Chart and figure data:
========
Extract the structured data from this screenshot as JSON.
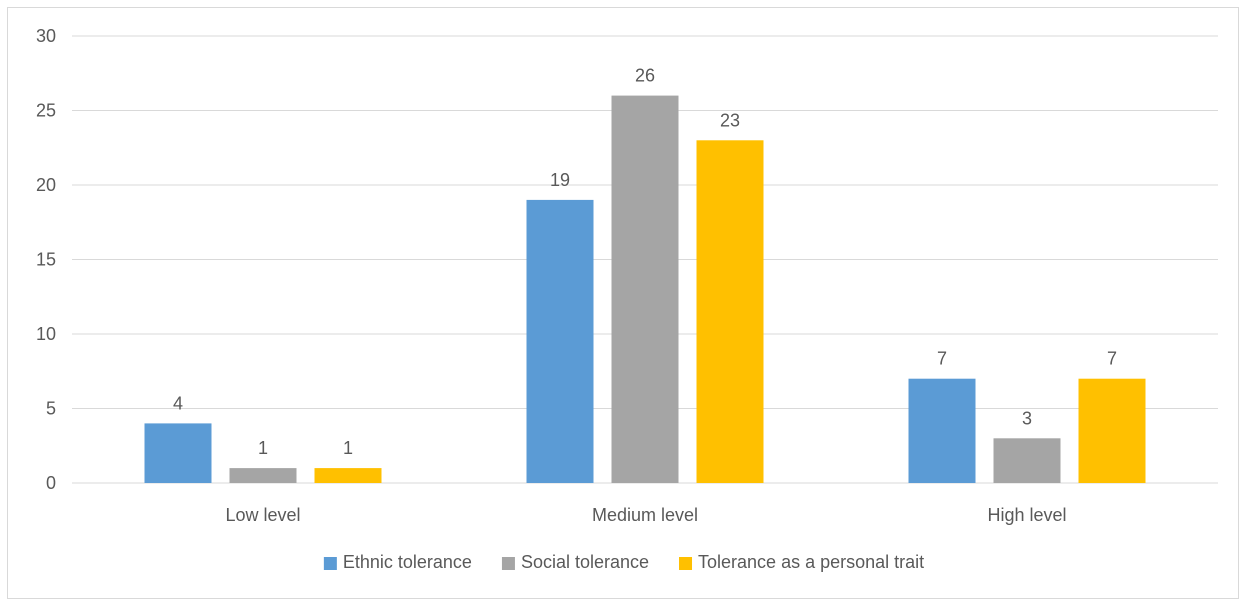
{
  "chart_data": {
    "type": "bar",
    "title": "",
    "xlabel": "",
    "ylabel": "",
    "categories": [
      "Low level",
      "Medium level",
      "High level"
    ],
    "series": [
      {
        "name": "Ethnic tolerance",
        "values": [
          4,
          19,
          7
        ],
        "color": "#5b9bd5"
      },
      {
        "name": "Social tolerance",
        "values": [
          1,
          26,
          3
        ],
        "color": "#a5a5a5"
      },
      {
        "name": "Tolerance as a personal trait",
        "values": [
          1,
          23,
          7
        ],
        "color": "#ffc000"
      }
    ],
    "ylim": [
      0,
      30
    ],
    "yticks": [
      0,
      5,
      10,
      15,
      20,
      25,
      30
    ],
    "grid": true,
    "legend_position": "bottom",
    "data_labels": true,
    "gridline_color": "#d9d9d9",
    "text_color": "#595959"
  }
}
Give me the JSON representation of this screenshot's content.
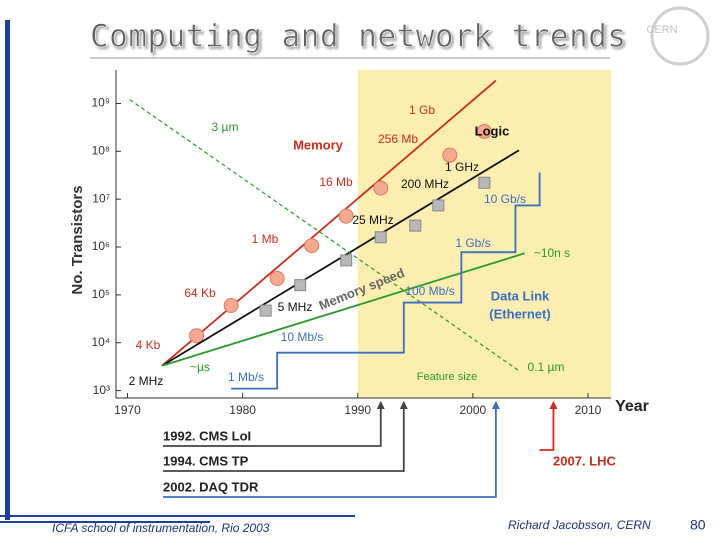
{
  "slide": {
    "title": "Computing and network trends",
    "logo": "CERN",
    "footer_left": "ICFA school of instrumentation, Rio 2003",
    "footer_right": "Richard Jacobsson, CERN",
    "page_number": "80"
  },
  "chart_data": {
    "type": "line",
    "xlabel": "Year",
    "ylabel": "No. Transistors",
    "log_y": true,
    "xlim": [
      1969,
      2012
    ],
    "ylim": [
      700,
      5000000000
    ],
    "xticks": [
      1970,
      1980,
      1990,
      2000,
      2010
    ],
    "yticks": [
      {
        "value": 1000,
        "label": "10³"
      },
      {
        "value": 10000,
        "label": "10⁴"
      },
      {
        "value": 100000,
        "label": "10⁵"
      },
      {
        "value": 1000000,
        "label": "10⁶"
      },
      {
        "value": 10000000,
        "label": "10⁷"
      },
      {
        "value": 100000000,
        "label": "10⁸"
      },
      {
        "value": 1000000000,
        "label": "10⁹"
      }
    ],
    "shaded_from": 1990,
    "shade_color": "#fbeeb0",
    "series": [
      {
        "name": "Memory",
        "color": "#cc2b1d",
        "x": [
          1973,
          2002
        ],
        "values": [
          3300,
          3000000000
        ],
        "marker": "circle",
        "marker_color": "#f5a98e",
        "point_x": [
          1976,
          1979,
          1983,
          1986,
          1989,
          1992,
          1998,
          2001
        ],
        "point_values": [
          14000,
          60000,
          220000,
          1070000,
          4400000,
          17000000,
          83000000,
          260000000
        ]
      },
      {
        "name": "Logic",
        "color": "#111111",
        "x": [
          1973,
          2004
        ],
        "values": [
          3300,
          105000000
        ],
        "marker": "square",
        "marker_color": "#b8b8b8",
        "point_x": [
          1982,
          1985,
          1989,
          1992,
          1995,
          1997,
          2001
        ],
        "point_values": [
          47000,
          160000,
          525000,
          1600000,
          2800000,
          7400000,
          22000000
        ]
      },
      {
        "name": "Memory speed",
        "color": "#2a9a2a",
        "x": [
          1973,
          2004.5
        ],
        "values": [
          3300,
          740000
        ]
      },
      {
        "name": "Feature size",
        "color": "#2a9a2a",
        "dashed": true,
        "x": [
          1970.2,
          2004
        ],
        "values": [
          1200000000,
          2600
        ]
      },
      {
        "name": "Data Link",
        "color": "#3a6fc4",
        "step": true,
        "x": [
          1979,
          1983,
          1983,
          1994,
          1994,
          1999,
          1999,
          2003.7,
          2003.7,
          2005.8,
          2005.8
        ],
        "values": [
          1100,
          1100,
          6200,
          6200,
          69000,
          69000,
          780000,
          780000,
          7400000,
          7400000,
          36000000
        ]
      }
    ],
    "annotations": [
      {
        "text": "1 Gb",
        "color": "#cc2b1d"
      },
      {
        "text": "3 µm",
        "color": "#2a9a2a"
      },
      {
        "text": "256 Mb",
        "color": "#cc2b1d"
      },
      {
        "text": "1 GHz",
        "color": "#111111"
      },
      {
        "text": "16 Mb",
        "color": "#cc2b1d"
      },
      {
        "text": "200 MHz",
        "color": "#111111"
      },
      {
        "text": "10 Gb/s",
        "color": "#3a6fc4"
      },
      {
        "text": "25 MHz",
        "color": "#111111"
      },
      {
        "text": "1 Mb",
        "color": "#cc2b1d"
      },
      {
        "text": "1 Gb/s",
        "color": "#3a6fc4"
      },
      {
        "text": "~10n s",
        "color": "#2a9a2a"
      },
      {
        "text": "64 Kb",
        "color": "#cc2b1d"
      },
      {
        "text": "100 Mb/s",
        "color": "#3a6fc4"
      },
      {
        "text": "(Ethernet)",
        "color": "#3a6fc4"
      },
      {
        "text": "5 MHz",
        "color": "#111111"
      },
      {
        "text": "10 Mb/s",
        "color": "#3a6fc4"
      },
      {
        "text": "4 Kb",
        "color": "#cc2b1d"
      },
      {
        "text": "~µs",
        "color": "#2a9a2a"
      },
      {
        "text": "0.1 µm",
        "color": "#2a9a2a"
      },
      {
        "text": "2 MHz",
        "color": "#111111"
      },
      {
        "text": "1 Mb/s",
        "color": "#3a6fc4"
      }
    ],
    "milestones": [
      {
        "year": 1992,
        "label": "1992. CMS LoI",
        "color": "#444444"
      },
      {
        "year": 1994,
        "label": "1994. CMS TP",
        "color": "#444444"
      },
      {
        "year": 2002,
        "label": "2002. DAQ TDR",
        "color": "#3a6fc4"
      },
      {
        "year": 2007,
        "label": "2007. LHC",
        "color": "#cc2b1d"
      }
    ]
  }
}
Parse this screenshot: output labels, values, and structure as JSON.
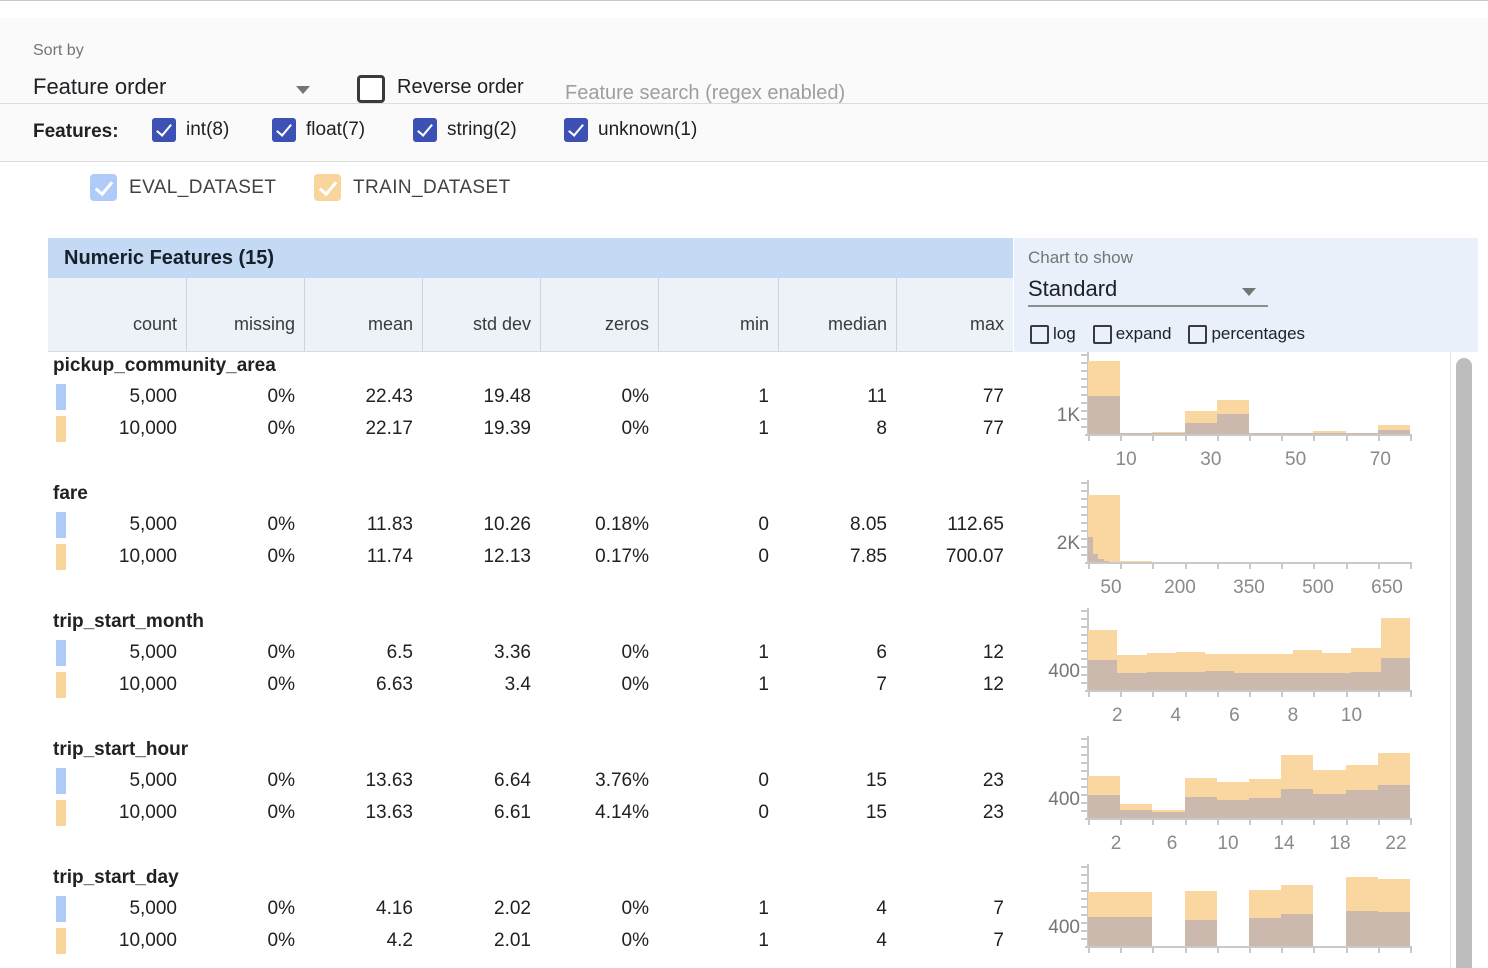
{
  "toolbar": {
    "sort_by_label": "Sort by",
    "sort_by_value": "Feature order",
    "reverse_order_label": "Reverse order",
    "reverse_order_checked": false,
    "search_placeholder": "Feature search (regex enabled)",
    "search_value": ""
  },
  "filters": {
    "label": "Features:",
    "items": [
      {
        "label": "int(8)",
        "checked": true
      },
      {
        "label": "float(7)",
        "checked": true
      },
      {
        "label": "string(2)",
        "checked": true
      },
      {
        "label": "unknown(1)",
        "checked": true
      }
    ],
    "checkbox_color": "#3D50B4"
  },
  "datasets": [
    {
      "name": "EVAL_DATASET",
      "checked": true,
      "color": "#AECBFA"
    },
    {
      "name": "TRAIN_DATASET",
      "checked": true,
      "color": "#F9D49B"
    }
  ],
  "table": {
    "title": "Numeric Features (15)",
    "columns": [
      "count",
      "missing",
      "mean",
      "std dev",
      "zeros",
      "min",
      "median",
      "max"
    ]
  },
  "chart_controls": {
    "label": "Chart to show",
    "value": "Standard",
    "options": [
      {
        "label": "log",
        "checked": false
      },
      {
        "label": "expand",
        "checked": false
      },
      {
        "label": "percentages",
        "checked": false
      }
    ]
  },
  "features": [
    {
      "name": "pickup_community_area",
      "rows": [
        {
          "dataset": "EVAL_DATASET",
          "values": [
            "5,000",
            "0%",
            "22.43",
            "19.48",
            "0%",
            "1",
            "11",
            "77"
          ]
        },
        {
          "dataset": "TRAIN_DATASET",
          "values": [
            "10,000",
            "0%",
            "22.17",
            "19.39",
            "0%",
            "1",
            "8",
            "77"
          ]
        }
      ]
    },
    {
      "name": "fare",
      "rows": [
        {
          "dataset": "EVAL_DATASET",
          "values": [
            "5,000",
            "0%",
            "11.83",
            "10.26",
            "0.18%",
            "0",
            "8.05",
            "112.65"
          ]
        },
        {
          "dataset": "TRAIN_DATASET",
          "values": [
            "10,000",
            "0%",
            "11.74",
            "12.13",
            "0.17%",
            "0",
            "7.85",
            "700.07"
          ]
        }
      ]
    },
    {
      "name": "trip_start_month",
      "rows": [
        {
          "dataset": "EVAL_DATASET",
          "values": [
            "5,000",
            "0%",
            "6.5",
            "3.36",
            "0%",
            "1",
            "6",
            "12"
          ]
        },
        {
          "dataset": "TRAIN_DATASET",
          "values": [
            "10,000",
            "0%",
            "6.63",
            "3.4",
            "0%",
            "1",
            "7",
            "12"
          ]
        }
      ]
    },
    {
      "name": "trip_start_hour",
      "rows": [
        {
          "dataset": "EVAL_DATASET",
          "values": [
            "5,000",
            "0%",
            "13.63",
            "6.64",
            "3.76%",
            "0",
            "15",
            "23"
          ]
        },
        {
          "dataset": "TRAIN_DATASET",
          "values": [
            "10,000",
            "0%",
            "13.63",
            "6.61",
            "4.14%",
            "0",
            "15",
            "23"
          ]
        }
      ]
    },
    {
      "name": "trip_start_day",
      "rows": [
        {
          "dataset": "EVAL_DATASET",
          "values": [
            "5,000",
            "0%",
            "4.16",
            "2.02",
            "0%",
            "1",
            "4",
            "7"
          ]
        },
        {
          "dataset": "TRAIN_DATASET",
          "values": [
            "10,000",
            "0%",
            "4.2",
            "2.01",
            "0%",
            "1",
            "4",
            "7"
          ]
        }
      ]
    }
  ],
  "chart_data": [
    {
      "feature": "pickup_community_area",
      "type": "histogram",
      "x_range": [
        1,
        77
      ],
      "x_ticks": [
        10,
        30,
        50,
        70
      ],
      "y_tick": {
        "label": "1K",
        "value": 1000
      },
      "y_axis_max": 3900,
      "series": [
        {
          "name": "TRAIN_DATASET",
          "color": "#FAD6A0",
          "bins": [
            {
              "x0": 1,
              "x1": 8.6,
              "y": 3650
            },
            {
              "x0": 8.6,
              "x1": 16.2,
              "y": 45
            },
            {
              "x0": 16.2,
              "x1": 23.8,
              "y": 80
            },
            {
              "x0": 23.8,
              "x1": 31.4,
              "y": 1150
            },
            {
              "x0": 31.4,
              "x1": 39,
              "y": 1700
            },
            {
              "x0": 39,
              "x1": 46.6,
              "y": 35
            },
            {
              "x0": 46.6,
              "x1": 54.2,
              "y": 30
            },
            {
              "x0": 54.2,
              "x1": 61.8,
              "y": 150
            },
            {
              "x0": 61.8,
              "x1": 69.4,
              "y": 25
            },
            {
              "x0": 69.4,
              "x1": 77,
              "y": 450
            }
          ]
        },
        {
          "name": "EVAL_DATASET_overlap",
          "color": "#CAB9AC",
          "bins": [
            {
              "x0": 1,
              "x1": 8.6,
              "y": 1900
            },
            {
              "x0": 8.6,
              "x1": 16.2,
              "y": 25
            },
            {
              "x0": 16.2,
              "x1": 23.8,
              "y": 45
            },
            {
              "x0": 23.8,
              "x1": 31.4,
              "y": 550
            },
            {
              "x0": 31.4,
              "x1": 39,
              "y": 1000
            },
            {
              "x0": 39,
              "x1": 46.6,
              "y": 18
            },
            {
              "x0": 46.6,
              "x1": 54.2,
              "y": 15
            },
            {
              "x0": 54.2,
              "x1": 61.8,
              "y": 60
            },
            {
              "x0": 61.8,
              "x1": 69.4,
              "y": 12
            },
            {
              "x0": 69.4,
              "x1": 77,
              "y": 190
            }
          ]
        }
      ]
    },
    {
      "feature": "fare",
      "type": "histogram",
      "x_range": [
        0,
        700
      ],
      "x_ticks": [
        50,
        200,
        350,
        500,
        650
      ],
      "y_tick": {
        "label": "2K",
        "value": 2000
      },
      "y_axis_max": 10300,
      "series": [
        {
          "name": "TRAIN_DATASET",
          "color": "#FAD6A0",
          "bins": [
            {
              "x0": 0,
              "x1": 70,
              "y": 8900
            },
            {
              "x0": 70,
              "x1": 140,
              "y": 120
            }
          ]
        },
        {
          "name": "EVAL_DATASET_overlap",
          "color": "#CAB9AC",
          "bins": [
            {
              "x0": 0,
              "x1": 11.3,
              "y": 3300
            },
            {
              "x0": 11.3,
              "x1": 22.5,
              "y": 1100
            },
            {
              "x0": 22.5,
              "x1": 33.8,
              "y": 350
            },
            {
              "x0": 33.8,
              "x1": 45,
              "y": 150
            }
          ]
        }
      ]
    },
    {
      "feature": "trip_start_month",
      "type": "histogram",
      "x_range": [
        1,
        12
      ],
      "x_ticks": [
        2,
        4,
        6,
        8,
        10
      ],
      "y_tick": {
        "label": "400",
        "value": 400
      },
      "y_axis_max": 1950,
      "series": [
        {
          "name": "TRAIN_DATASET",
          "color": "#FAD6A0",
          "bins": [
            {
              "x0": 1,
              "x1": 2,
              "y": 1500
            },
            {
              "x0": 2,
              "x1": 3,
              "y": 880
            },
            {
              "x0": 3,
              "x1": 4,
              "y": 930
            },
            {
              "x0": 4,
              "x1": 5,
              "y": 940
            },
            {
              "x0": 5,
              "x1": 6,
              "y": 910
            },
            {
              "x0": 6,
              "x1": 7,
              "y": 890
            },
            {
              "x0": 7,
              "x1": 8,
              "y": 900
            },
            {
              "x0": 8,
              "x1": 9,
              "y": 1000
            },
            {
              "x0": 9,
              "x1": 10,
              "y": 920
            },
            {
              "x0": 10,
              "x1": 11,
              "y": 1050
            },
            {
              "x0": 11,
              "x1": 12,
              "y": 1800
            }
          ]
        },
        {
          "name": "EVAL_DATASET_overlap",
          "color": "#CAB9AC",
          "bins": [
            {
              "x0": 1,
              "x1": 2,
              "y": 760
            },
            {
              "x0": 2,
              "x1": 3,
              "y": 430
            },
            {
              "x0": 3,
              "x1": 4,
              "y": 440
            },
            {
              "x0": 4,
              "x1": 5,
              "y": 460
            },
            {
              "x0": 5,
              "x1": 6,
              "y": 480
            },
            {
              "x0": 6,
              "x1": 7,
              "y": 430
            },
            {
              "x0": 7,
              "x1": 8,
              "y": 420
            },
            {
              "x0": 8,
              "x1": 9,
              "y": 430
            },
            {
              "x0": 9,
              "x1": 10,
              "y": 420
            },
            {
              "x0": 10,
              "x1": 11,
              "y": 440
            },
            {
              "x0": 11,
              "x1": 12,
              "y": 790
            }
          ]
        }
      ]
    },
    {
      "feature": "trip_start_hour",
      "type": "histogram",
      "x_range": [
        0,
        23
      ],
      "x_ticks": [
        2,
        6,
        10,
        14,
        18,
        22
      ],
      "y_tick": {
        "label": "400",
        "value": 400
      },
      "y_axis_max": 1840,
      "series": [
        {
          "name": "TRAIN_DATASET",
          "color": "#FAD6A0",
          "bins": [
            {
              "x0": 0,
              "x1": 2.3,
              "y": 1000
            },
            {
              "x0": 2.3,
              "x1": 4.6,
              "y": 330
            },
            {
              "x0": 4.6,
              "x1": 6.9,
              "y": 190
            },
            {
              "x0": 6.9,
              "x1": 9.2,
              "y": 940
            },
            {
              "x0": 9.2,
              "x1": 11.5,
              "y": 850
            },
            {
              "x0": 11.5,
              "x1": 13.8,
              "y": 920
            },
            {
              "x0": 13.8,
              "x1": 16.1,
              "y": 1480
            },
            {
              "x0": 16.1,
              "x1": 18.4,
              "y": 1130
            },
            {
              "x0": 18.4,
              "x1": 20.7,
              "y": 1250
            },
            {
              "x0": 20.7,
              "x1": 23,
              "y": 1530
            }
          ]
        },
        {
          "name": "EVAL_DATASET_overlap",
          "color": "#CAB9AC",
          "bins": [
            {
              "x0": 0,
              "x1": 2.3,
              "y": 550
            },
            {
              "x0": 2.3,
              "x1": 4.6,
              "y": 190
            },
            {
              "x0": 4.6,
              "x1": 6.9,
              "y": 140
            },
            {
              "x0": 6.9,
              "x1": 9.2,
              "y": 500
            },
            {
              "x0": 9.2,
              "x1": 11.5,
              "y": 420
            },
            {
              "x0": 11.5,
              "x1": 13.8,
              "y": 470
            },
            {
              "x0": 13.8,
              "x1": 16.1,
              "y": 680
            },
            {
              "x0": 16.1,
              "x1": 18.4,
              "y": 560
            },
            {
              "x0": 18.4,
              "x1": 20.7,
              "y": 660
            },
            {
              "x0": 20.7,
              "x1": 23,
              "y": 780
            }
          ]
        }
      ]
    },
    {
      "feature": "trip_start_day",
      "type": "histogram",
      "x_range": [
        1,
        7
      ],
      "x_ticks": [],
      "y_tick": {
        "label": "400",
        "value": 400
      },
      "y_axis_max": 1560,
      "series": [
        {
          "name": "TRAIN_DATASET",
          "color": "#FAD6A0",
          "bins": [
            {
              "x0": 1,
              "x1": 1.6,
              "y": 1080
            },
            {
              "x0": 1.6,
              "x1": 2.2,
              "y": 1080
            },
            {
              "x0": 2.8,
              "x1": 3.4,
              "y": 1100
            },
            {
              "x0": 4,
              "x1": 4.6,
              "y": 1120
            },
            {
              "x0": 4.6,
              "x1": 5.2,
              "y": 1220
            },
            {
              "x0": 5.8,
              "x1": 6.4,
              "y": 1380
            },
            {
              "x0": 6.4,
              "x1": 7,
              "y": 1350
            }
          ]
        },
        {
          "name": "EVAL_DATASET_overlap",
          "color": "#CAB9AC",
          "bins": [
            {
              "x0": 1,
              "x1": 1.6,
              "y": 580
            },
            {
              "x0": 1.6,
              "x1": 2.2,
              "y": 580
            },
            {
              "x0": 2.8,
              "x1": 3.4,
              "y": 520
            },
            {
              "x0": 4,
              "x1": 4.6,
              "y": 560
            },
            {
              "x0": 4.6,
              "x1": 5.2,
              "y": 640
            },
            {
              "x0": 5.8,
              "x1": 6.4,
              "y": 700
            },
            {
              "x0": 6.4,
              "x1": 7,
              "y": 680
            }
          ]
        }
      ]
    }
  ]
}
========
STATED PROBLEM =>
Scan the listing above. Gather each line that contains the word "this".

TASK OUTPUT =>
Extract the structured data from this screenshot as JSON.
Give me the JSON representation of this screenshot's content.
Parse this screenshot: output labels, values, and structure as JSON.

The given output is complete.